■ **Problem to solve**
Report only the number of lines that hold the word "butun".

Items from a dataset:
"""

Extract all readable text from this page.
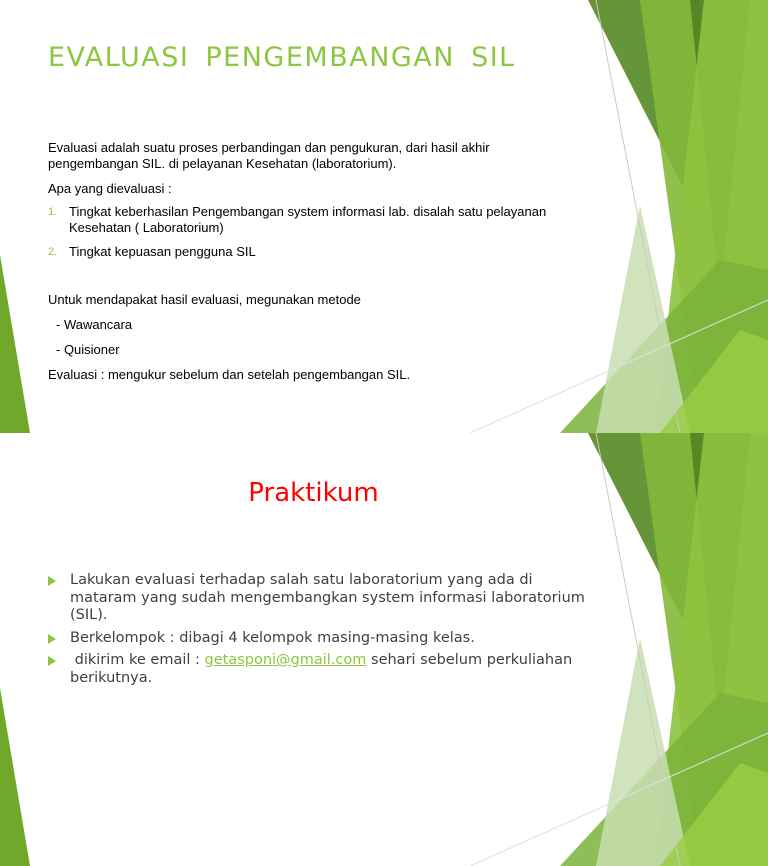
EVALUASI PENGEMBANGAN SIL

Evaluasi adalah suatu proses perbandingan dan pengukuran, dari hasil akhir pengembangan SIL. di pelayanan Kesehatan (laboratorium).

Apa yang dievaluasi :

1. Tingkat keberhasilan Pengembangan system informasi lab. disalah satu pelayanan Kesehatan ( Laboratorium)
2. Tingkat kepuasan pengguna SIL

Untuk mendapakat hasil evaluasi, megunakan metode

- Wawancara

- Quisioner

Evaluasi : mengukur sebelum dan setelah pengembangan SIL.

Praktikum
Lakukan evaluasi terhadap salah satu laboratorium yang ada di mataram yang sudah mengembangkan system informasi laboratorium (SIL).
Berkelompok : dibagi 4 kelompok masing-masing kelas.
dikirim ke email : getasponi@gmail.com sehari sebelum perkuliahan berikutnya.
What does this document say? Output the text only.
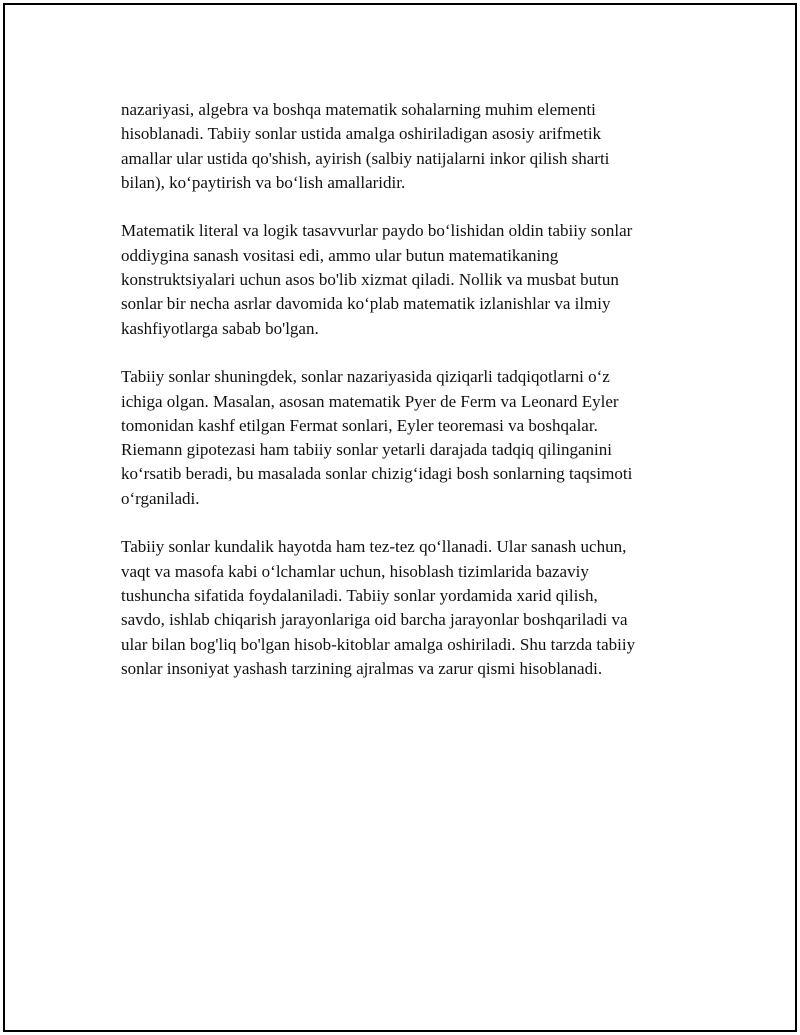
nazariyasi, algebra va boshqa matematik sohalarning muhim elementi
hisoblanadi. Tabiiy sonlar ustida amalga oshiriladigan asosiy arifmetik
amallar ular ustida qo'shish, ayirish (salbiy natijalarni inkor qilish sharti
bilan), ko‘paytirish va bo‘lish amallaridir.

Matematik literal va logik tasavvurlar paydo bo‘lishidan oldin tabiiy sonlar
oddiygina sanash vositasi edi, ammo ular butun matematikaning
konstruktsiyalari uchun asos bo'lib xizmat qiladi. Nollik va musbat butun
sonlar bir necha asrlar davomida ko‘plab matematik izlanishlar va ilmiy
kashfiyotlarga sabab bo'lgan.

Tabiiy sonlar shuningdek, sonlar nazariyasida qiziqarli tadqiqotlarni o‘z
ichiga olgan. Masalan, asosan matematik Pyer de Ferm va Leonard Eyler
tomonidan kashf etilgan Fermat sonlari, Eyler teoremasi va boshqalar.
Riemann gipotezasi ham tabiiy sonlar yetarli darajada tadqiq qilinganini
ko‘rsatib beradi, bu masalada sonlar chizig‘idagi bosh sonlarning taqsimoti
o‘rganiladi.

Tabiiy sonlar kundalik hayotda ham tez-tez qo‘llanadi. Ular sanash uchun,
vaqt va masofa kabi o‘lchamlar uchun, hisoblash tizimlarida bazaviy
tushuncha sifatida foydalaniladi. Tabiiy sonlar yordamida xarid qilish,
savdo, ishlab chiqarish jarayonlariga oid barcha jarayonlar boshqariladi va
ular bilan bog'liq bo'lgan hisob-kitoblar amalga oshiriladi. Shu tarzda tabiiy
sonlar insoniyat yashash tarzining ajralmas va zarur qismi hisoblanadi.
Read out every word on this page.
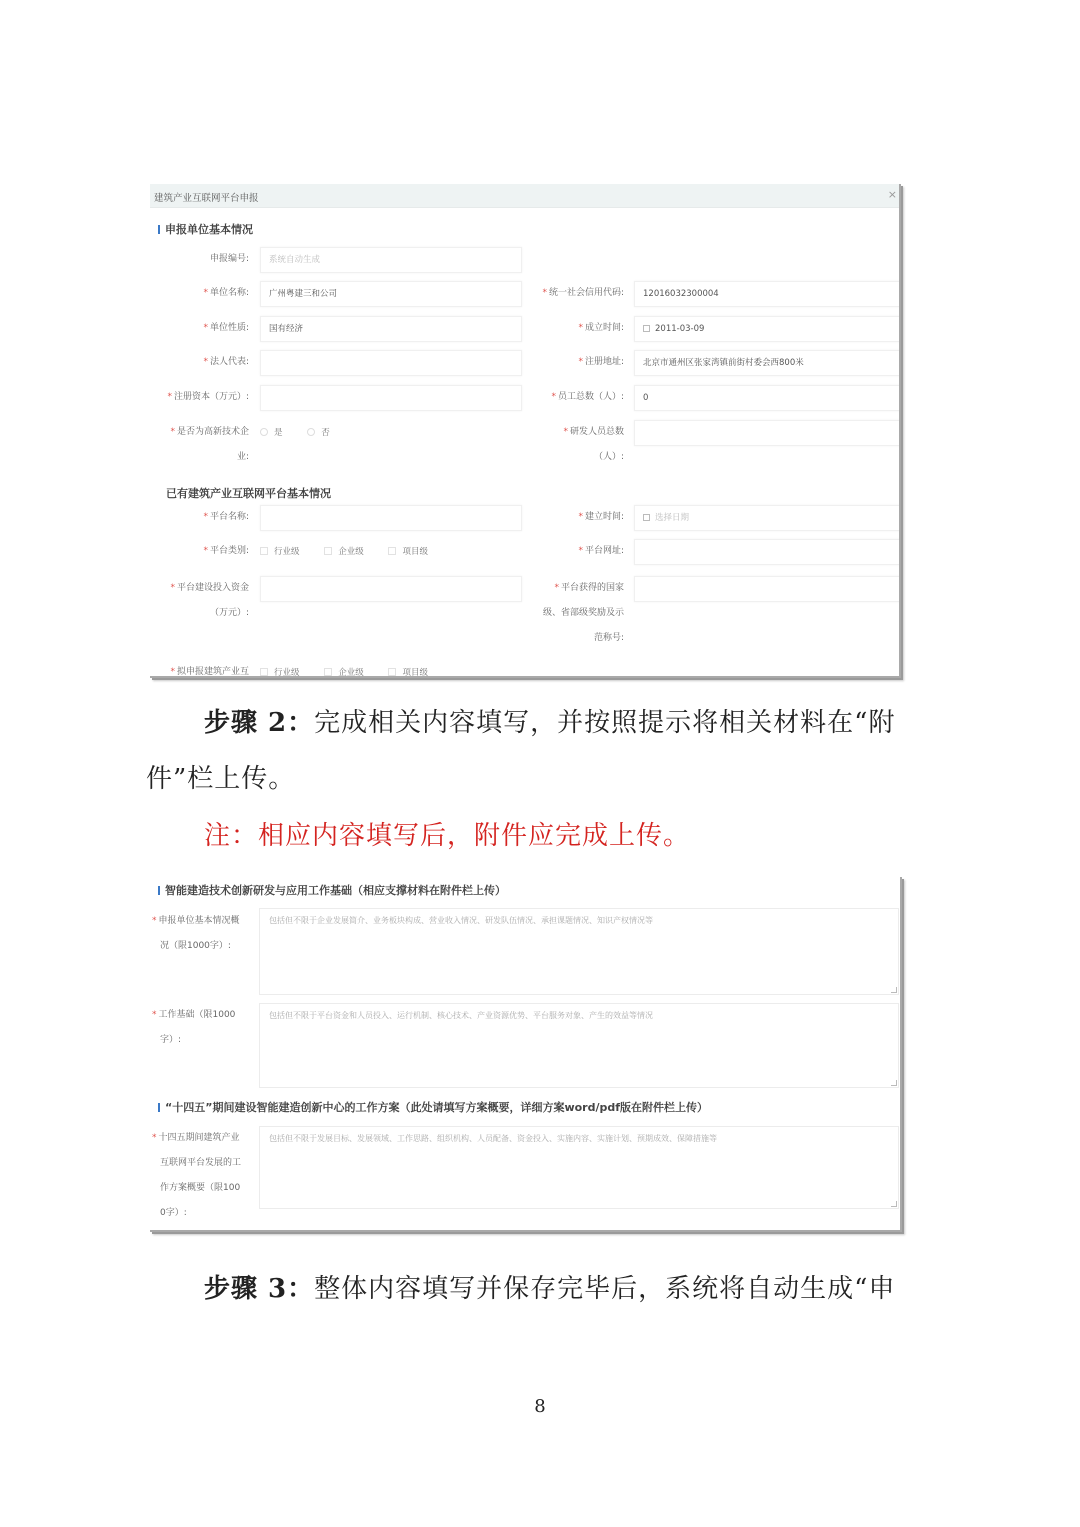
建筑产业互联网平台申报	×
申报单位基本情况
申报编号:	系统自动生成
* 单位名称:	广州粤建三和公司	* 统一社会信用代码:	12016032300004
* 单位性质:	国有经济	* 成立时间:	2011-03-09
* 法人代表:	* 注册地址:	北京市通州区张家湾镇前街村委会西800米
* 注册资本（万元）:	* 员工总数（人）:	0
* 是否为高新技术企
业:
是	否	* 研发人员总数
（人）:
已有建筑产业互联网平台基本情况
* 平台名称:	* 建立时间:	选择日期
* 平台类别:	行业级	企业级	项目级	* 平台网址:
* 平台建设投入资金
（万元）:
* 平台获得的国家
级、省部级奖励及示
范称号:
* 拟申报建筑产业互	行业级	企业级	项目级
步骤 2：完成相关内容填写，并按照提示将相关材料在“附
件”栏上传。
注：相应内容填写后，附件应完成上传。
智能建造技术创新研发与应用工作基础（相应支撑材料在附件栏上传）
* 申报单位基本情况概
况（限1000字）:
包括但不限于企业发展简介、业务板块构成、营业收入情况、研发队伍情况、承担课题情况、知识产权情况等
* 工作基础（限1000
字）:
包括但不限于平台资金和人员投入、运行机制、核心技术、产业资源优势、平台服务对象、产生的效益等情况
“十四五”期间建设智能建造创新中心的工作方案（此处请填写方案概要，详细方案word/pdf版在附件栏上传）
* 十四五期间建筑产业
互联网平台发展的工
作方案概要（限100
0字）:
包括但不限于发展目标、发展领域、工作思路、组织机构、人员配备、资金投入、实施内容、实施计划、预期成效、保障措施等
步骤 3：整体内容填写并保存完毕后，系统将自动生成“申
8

"""
"""

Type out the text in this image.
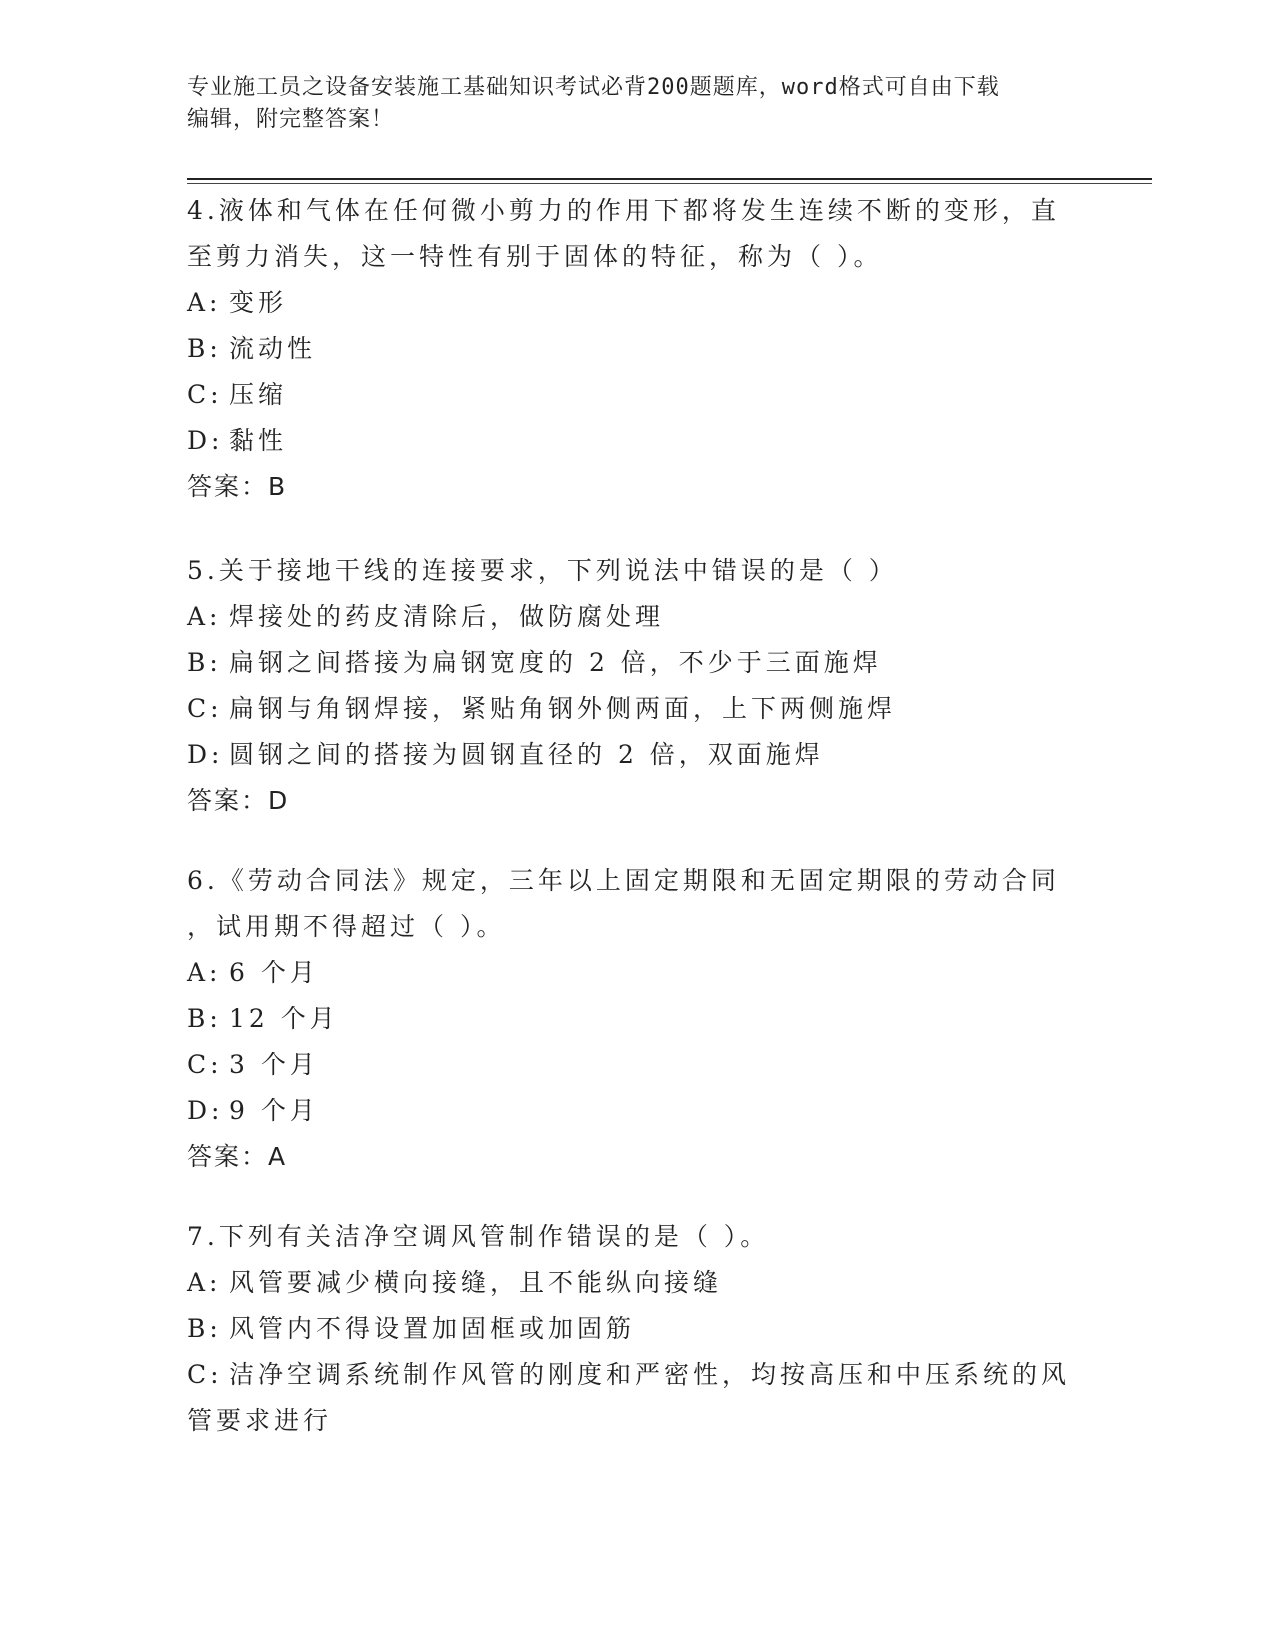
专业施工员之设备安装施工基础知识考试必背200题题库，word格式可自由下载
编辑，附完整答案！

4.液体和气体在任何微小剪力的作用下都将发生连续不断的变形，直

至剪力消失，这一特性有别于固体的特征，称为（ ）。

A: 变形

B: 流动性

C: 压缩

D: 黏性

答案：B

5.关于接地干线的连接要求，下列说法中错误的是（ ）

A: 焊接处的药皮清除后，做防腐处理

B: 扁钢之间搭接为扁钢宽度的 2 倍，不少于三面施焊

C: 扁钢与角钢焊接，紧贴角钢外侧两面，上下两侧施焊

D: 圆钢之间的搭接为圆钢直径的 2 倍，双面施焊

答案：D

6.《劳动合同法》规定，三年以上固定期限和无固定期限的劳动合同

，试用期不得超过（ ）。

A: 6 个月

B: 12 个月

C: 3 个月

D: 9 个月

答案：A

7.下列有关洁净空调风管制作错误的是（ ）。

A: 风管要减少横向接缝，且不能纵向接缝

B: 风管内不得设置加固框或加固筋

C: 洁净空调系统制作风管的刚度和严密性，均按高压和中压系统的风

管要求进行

"""
"""

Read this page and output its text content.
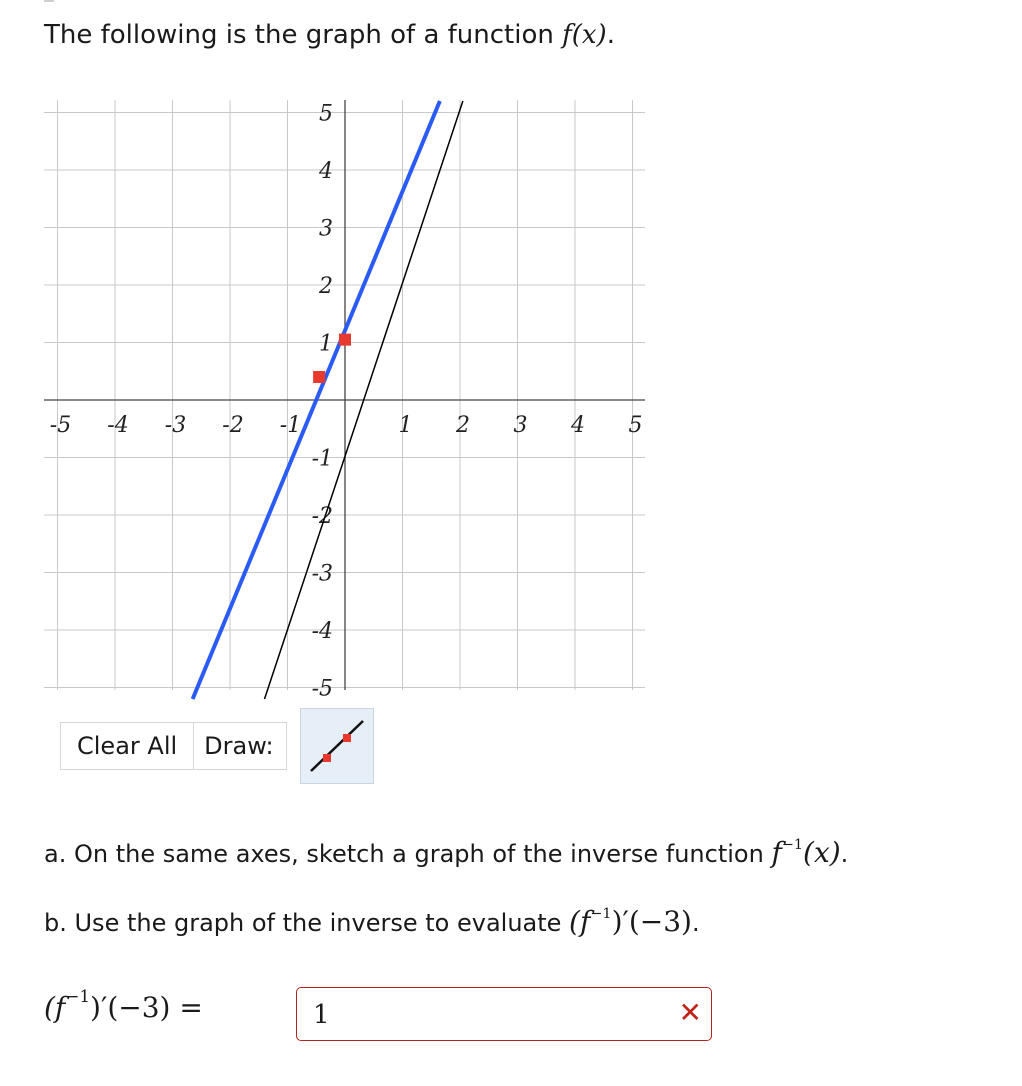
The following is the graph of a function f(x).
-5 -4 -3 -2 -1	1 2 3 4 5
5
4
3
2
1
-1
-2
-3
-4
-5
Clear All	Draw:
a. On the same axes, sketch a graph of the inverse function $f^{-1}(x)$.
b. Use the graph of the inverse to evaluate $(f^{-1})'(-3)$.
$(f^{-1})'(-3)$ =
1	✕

"""

■ **Written answer**
2